What is being asked:
Output the stretch of the material from its first line through the line containing "bullet-text: sharp fare", both included, as a JSON list of strings with one string per line and no blank lines.

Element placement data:
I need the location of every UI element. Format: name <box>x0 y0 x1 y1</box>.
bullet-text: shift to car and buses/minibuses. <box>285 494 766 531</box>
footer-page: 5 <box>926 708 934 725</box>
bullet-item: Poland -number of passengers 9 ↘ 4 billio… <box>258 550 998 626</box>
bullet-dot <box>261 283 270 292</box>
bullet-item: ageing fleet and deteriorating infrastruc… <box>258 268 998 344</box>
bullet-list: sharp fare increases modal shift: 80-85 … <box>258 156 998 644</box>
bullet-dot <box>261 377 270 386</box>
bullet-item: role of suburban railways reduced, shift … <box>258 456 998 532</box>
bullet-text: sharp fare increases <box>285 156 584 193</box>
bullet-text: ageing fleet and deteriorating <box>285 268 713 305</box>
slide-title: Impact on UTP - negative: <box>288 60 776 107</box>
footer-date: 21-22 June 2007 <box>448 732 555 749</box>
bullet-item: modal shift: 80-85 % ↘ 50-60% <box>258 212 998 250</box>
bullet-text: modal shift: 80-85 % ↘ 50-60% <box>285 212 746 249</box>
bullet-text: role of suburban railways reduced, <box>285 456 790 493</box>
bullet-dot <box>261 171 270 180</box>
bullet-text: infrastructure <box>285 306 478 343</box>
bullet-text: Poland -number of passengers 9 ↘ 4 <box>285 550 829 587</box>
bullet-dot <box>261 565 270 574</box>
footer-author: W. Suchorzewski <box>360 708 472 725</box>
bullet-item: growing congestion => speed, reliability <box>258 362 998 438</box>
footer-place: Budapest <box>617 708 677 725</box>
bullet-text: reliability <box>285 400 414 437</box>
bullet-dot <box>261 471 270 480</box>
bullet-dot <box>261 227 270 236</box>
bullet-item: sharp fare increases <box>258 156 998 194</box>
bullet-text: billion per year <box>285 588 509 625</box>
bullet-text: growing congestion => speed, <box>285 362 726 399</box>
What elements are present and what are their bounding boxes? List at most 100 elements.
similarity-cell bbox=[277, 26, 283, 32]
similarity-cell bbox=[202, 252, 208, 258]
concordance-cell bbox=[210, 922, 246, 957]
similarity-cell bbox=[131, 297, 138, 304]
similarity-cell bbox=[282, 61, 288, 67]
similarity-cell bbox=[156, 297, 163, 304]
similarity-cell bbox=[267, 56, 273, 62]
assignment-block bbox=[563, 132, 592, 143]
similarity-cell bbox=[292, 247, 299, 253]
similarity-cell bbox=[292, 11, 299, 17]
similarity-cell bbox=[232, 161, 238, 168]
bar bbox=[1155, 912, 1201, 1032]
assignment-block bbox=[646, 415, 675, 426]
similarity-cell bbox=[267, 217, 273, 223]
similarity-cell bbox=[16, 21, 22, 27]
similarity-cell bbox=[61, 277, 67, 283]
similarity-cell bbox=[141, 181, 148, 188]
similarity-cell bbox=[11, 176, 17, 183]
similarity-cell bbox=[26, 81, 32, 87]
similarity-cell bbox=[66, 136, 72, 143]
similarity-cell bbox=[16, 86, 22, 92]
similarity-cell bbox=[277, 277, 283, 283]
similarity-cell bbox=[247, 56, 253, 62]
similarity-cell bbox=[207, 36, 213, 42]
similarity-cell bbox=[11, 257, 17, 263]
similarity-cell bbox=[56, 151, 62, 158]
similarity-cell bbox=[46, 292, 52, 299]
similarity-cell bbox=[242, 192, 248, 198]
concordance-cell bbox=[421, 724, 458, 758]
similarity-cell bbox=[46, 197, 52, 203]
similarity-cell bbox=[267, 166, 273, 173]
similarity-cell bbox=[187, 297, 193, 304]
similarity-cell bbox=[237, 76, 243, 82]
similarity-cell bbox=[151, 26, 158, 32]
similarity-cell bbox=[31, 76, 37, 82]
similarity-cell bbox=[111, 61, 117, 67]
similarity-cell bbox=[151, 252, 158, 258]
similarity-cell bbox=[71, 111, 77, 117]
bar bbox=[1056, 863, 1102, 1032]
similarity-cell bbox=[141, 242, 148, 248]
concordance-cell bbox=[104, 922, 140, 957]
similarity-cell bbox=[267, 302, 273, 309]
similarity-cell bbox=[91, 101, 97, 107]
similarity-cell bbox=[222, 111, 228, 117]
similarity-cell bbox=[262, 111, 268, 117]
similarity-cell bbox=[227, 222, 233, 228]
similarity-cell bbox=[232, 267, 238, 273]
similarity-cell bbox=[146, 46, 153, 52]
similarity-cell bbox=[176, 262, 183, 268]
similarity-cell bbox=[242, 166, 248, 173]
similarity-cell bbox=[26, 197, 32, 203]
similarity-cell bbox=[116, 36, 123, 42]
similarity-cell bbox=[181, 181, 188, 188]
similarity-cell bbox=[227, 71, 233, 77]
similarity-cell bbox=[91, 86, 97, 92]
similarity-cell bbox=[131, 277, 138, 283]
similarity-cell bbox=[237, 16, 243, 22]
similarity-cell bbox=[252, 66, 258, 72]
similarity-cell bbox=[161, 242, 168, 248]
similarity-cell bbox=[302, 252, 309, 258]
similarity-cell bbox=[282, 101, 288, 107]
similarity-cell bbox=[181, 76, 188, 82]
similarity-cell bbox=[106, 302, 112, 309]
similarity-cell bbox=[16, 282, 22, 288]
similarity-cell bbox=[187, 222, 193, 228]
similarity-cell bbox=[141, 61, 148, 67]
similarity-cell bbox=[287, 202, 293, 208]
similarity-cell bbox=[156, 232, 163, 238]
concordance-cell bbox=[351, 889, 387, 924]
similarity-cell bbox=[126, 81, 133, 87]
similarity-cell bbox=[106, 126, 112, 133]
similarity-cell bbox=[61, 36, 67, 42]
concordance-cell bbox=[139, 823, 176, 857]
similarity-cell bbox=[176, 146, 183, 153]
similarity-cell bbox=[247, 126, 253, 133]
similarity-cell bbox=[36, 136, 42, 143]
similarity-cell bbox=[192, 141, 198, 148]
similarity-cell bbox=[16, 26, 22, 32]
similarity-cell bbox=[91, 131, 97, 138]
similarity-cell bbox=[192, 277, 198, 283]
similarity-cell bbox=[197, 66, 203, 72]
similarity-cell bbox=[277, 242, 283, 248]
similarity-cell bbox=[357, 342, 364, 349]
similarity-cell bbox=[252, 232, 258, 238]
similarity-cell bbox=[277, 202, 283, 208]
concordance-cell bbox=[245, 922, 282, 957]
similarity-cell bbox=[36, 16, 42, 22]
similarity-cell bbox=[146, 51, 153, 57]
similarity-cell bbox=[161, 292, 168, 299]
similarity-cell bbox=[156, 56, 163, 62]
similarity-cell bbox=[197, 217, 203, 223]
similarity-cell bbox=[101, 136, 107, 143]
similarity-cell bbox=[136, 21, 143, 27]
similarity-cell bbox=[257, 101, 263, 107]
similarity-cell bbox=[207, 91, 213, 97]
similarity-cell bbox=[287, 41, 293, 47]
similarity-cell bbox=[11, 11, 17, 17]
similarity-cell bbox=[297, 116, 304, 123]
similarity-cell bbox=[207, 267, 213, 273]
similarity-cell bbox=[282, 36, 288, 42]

The completed task:
[
  "I need the location of every UI element. Format: name <box>x0 y0 x1 y1</box>.",
  "bullet-text: shift to car and buses/minibuses. <box>285 494 766 531</box>",
  "footer-page: 5 <box>926 708 934 725</box>",
  "bullet-item: Poland -number of passengers 9 ↘ 4 billio… <box>258 550 998 626</box>",
  "bullet-dot <box>261 283 270 292</box>",
  "bullet-item: ageing fleet and deteriorating infrastruc… <box>258 268 998 344</box>",
  "bullet-list: sharp fare increases modal shift: 80-85 … <box>258 156 998 644</box>",
  "bullet-dot <box>261 377 270 386</box>",
  "bullet-item: role of suburban railways reduced, shift … <box>258 456 998 532</box>",
  "bullet-text: sharp fare increases <box>285 156 584 193</box>"
]